### EXERCISE TASK
From the entries that follow, gather each line holding the word "text".

### EXERCISE MATERIALS
--------

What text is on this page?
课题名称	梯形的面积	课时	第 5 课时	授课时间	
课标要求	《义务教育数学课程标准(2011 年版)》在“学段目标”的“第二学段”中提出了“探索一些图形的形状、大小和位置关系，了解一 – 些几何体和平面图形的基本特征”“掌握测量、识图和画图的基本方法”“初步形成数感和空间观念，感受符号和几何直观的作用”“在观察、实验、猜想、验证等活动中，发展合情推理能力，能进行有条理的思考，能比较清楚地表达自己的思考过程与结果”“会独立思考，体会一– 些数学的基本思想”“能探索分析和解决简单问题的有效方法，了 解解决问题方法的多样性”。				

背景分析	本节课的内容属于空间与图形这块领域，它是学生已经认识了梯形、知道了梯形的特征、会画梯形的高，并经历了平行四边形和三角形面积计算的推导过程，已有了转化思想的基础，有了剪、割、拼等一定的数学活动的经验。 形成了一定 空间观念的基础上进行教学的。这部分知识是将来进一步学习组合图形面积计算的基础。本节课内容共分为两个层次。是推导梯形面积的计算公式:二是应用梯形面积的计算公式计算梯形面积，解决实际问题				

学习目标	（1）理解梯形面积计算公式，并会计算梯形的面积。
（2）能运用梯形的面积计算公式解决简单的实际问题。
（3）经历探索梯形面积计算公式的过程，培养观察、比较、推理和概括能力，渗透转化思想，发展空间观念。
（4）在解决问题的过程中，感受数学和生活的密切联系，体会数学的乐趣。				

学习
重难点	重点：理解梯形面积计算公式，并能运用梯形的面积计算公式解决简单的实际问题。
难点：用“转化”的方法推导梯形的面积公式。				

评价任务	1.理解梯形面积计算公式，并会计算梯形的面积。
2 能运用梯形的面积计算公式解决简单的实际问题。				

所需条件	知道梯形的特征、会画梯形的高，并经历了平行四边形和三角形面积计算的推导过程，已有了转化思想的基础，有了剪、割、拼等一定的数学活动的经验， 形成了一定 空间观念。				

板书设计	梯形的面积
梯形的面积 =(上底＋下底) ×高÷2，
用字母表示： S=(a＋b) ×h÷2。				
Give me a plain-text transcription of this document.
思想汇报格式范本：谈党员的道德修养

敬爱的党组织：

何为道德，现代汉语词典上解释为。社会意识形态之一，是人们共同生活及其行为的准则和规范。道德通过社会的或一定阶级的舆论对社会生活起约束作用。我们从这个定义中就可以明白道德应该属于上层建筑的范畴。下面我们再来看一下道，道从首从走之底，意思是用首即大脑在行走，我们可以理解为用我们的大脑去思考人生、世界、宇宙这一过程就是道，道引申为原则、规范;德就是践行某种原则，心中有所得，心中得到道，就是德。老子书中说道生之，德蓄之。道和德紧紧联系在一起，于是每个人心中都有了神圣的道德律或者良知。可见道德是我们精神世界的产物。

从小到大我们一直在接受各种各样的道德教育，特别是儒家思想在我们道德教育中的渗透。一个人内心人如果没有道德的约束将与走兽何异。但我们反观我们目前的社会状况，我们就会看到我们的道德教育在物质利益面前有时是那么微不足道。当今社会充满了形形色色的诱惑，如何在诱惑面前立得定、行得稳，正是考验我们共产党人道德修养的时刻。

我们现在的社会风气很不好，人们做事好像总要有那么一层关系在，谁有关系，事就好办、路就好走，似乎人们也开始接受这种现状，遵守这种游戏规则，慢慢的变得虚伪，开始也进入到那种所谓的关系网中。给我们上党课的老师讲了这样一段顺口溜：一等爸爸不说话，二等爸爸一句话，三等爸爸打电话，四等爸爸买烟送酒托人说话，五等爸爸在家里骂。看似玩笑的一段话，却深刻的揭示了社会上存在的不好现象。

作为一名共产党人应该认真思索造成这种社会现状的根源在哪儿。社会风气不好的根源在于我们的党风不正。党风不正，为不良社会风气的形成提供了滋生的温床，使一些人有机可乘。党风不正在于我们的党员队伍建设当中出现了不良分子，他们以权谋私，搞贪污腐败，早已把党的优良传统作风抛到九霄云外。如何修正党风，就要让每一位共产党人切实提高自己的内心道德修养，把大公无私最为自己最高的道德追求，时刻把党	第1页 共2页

--------

### WORKED SOLUTION
What text is on this page?
Give me a plain-text transcription of this document.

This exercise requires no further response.